Passage:
^^^^

Then later years, they put that bakery there by the Catholic Church,
down below the Catholic Church. Where the Berras had a store. Little
things, not too much. Chelino worked for PD and Chelado, too. They
[PD] had [what] they used to call it el cambio (the exchange). When
the time changed then they would give so much credit. They'd give
so much credit to Chelino to buy the groceries. [They took it out
of his paycheck.]
[I lived in Morenci] until I got married then
I moved to Plantsite. I think it was sometime in the 60's. From
Gila Street we went to Clifton. After Mr. Todd lost his job, we
moved to Clifton.
I had too many kids [to belong to a club]. The
only time I ever joined anything was when I moved to York Valley
- the Homemakers. [That was] in the 80's.
It [Morenci] belonged to the Phelps Dodge. Nothing
belonged to us. I remember the worst thing that ever happened when
they told my mother and my daddy they had to move because they were
gonna start digging around their home. It was when my daddy had
the stroke. He didn't know where they were going. I think they sent
them a letter because Carmen got one too.
[What made Morenci special was] because people
knew each other and then anytime if anything happened they helped
people. Like when Mr. Todd had an operation on his back, they made
a collection for him cause he wasn't working. Then my kids would
get free lunch at the cafeteria when he wasn't working.
The one [neighborhood] I liked the best was
when we used to live up by the Longfellow Inn. That's where I met
Angela. It was [by] that tunnel. I like that [neighborhood]. It
was when Mr. Todd lost his job. I think that's the best thing that
ever happened when Mr. Todd lost his job because I think he felt
more free, more like our soul didn't belong to the PD Store. (laughs)

^^^^

Please write out the stretch of the Morenci recollection above from "[What made Morenci" through "PD Store. (laughs)", word for word.

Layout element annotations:
^^^^

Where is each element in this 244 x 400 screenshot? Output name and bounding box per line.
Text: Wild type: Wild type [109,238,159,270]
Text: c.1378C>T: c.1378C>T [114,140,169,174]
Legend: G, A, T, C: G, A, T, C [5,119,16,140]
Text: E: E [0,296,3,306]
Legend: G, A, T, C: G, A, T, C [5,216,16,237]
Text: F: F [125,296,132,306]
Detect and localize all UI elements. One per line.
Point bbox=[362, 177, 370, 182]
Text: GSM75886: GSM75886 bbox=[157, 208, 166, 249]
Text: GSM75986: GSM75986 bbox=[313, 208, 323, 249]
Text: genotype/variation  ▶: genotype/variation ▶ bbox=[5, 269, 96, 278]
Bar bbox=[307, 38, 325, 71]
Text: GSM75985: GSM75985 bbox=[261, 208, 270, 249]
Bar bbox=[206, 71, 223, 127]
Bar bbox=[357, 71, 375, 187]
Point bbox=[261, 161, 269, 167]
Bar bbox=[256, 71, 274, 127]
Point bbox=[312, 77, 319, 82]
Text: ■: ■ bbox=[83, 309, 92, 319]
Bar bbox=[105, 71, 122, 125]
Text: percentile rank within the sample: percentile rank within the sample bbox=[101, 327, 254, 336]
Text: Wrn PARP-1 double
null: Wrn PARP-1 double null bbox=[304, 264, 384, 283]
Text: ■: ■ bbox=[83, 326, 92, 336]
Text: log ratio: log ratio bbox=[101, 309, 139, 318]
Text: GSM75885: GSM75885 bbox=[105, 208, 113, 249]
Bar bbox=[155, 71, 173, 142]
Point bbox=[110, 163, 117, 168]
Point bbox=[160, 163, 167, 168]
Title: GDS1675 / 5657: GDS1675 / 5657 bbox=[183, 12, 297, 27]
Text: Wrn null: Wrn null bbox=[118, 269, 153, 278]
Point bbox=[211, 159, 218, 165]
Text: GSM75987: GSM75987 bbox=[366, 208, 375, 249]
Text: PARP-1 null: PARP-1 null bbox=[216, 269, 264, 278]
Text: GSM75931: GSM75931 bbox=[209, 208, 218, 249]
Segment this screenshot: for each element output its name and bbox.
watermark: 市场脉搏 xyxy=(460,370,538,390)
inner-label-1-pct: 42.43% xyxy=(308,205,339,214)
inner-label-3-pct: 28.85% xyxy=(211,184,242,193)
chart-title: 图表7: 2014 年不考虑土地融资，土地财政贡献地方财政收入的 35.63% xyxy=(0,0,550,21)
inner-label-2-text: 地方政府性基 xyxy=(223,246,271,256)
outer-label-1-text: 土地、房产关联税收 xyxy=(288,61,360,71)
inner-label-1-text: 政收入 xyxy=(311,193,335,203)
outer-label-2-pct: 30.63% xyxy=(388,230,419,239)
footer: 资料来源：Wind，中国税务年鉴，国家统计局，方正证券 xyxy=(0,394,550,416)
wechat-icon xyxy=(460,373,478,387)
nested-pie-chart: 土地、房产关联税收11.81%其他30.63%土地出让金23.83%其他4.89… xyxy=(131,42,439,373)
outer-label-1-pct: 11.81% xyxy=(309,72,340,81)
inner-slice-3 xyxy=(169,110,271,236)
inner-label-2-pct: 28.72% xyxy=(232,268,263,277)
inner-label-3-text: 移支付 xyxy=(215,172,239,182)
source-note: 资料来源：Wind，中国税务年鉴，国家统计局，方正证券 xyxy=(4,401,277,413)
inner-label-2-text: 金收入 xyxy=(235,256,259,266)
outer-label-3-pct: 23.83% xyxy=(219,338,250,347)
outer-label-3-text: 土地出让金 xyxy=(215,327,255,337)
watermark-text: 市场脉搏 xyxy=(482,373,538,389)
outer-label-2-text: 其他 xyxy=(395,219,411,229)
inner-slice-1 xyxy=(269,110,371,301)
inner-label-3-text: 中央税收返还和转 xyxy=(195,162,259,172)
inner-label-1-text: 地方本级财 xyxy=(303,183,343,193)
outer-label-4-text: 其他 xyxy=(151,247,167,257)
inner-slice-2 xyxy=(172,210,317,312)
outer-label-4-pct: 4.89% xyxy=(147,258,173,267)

^^^^

Solution for this problem:
[What made Morenci special was] because people
knew each other and then anytime if anything happened they helped
people. Like when Mr. Todd had an operation on his back, they made
a collection for him cause he wasn't working. Then my kids would
get free lunch at the cafeteria when he wasn't working.
The one [neighborhood] I liked the best was
when we used to live up by the Longfellow Inn. That's where I met
Angela. It was [by] that tunnel. I like that [neighborhood]. It
was when Mr. Todd lost his job. I think that's the best thing that
ever happened when Mr. Todd lost his job because I think he felt
more free, more like our soul didn't belong to the PD Store. (laughs)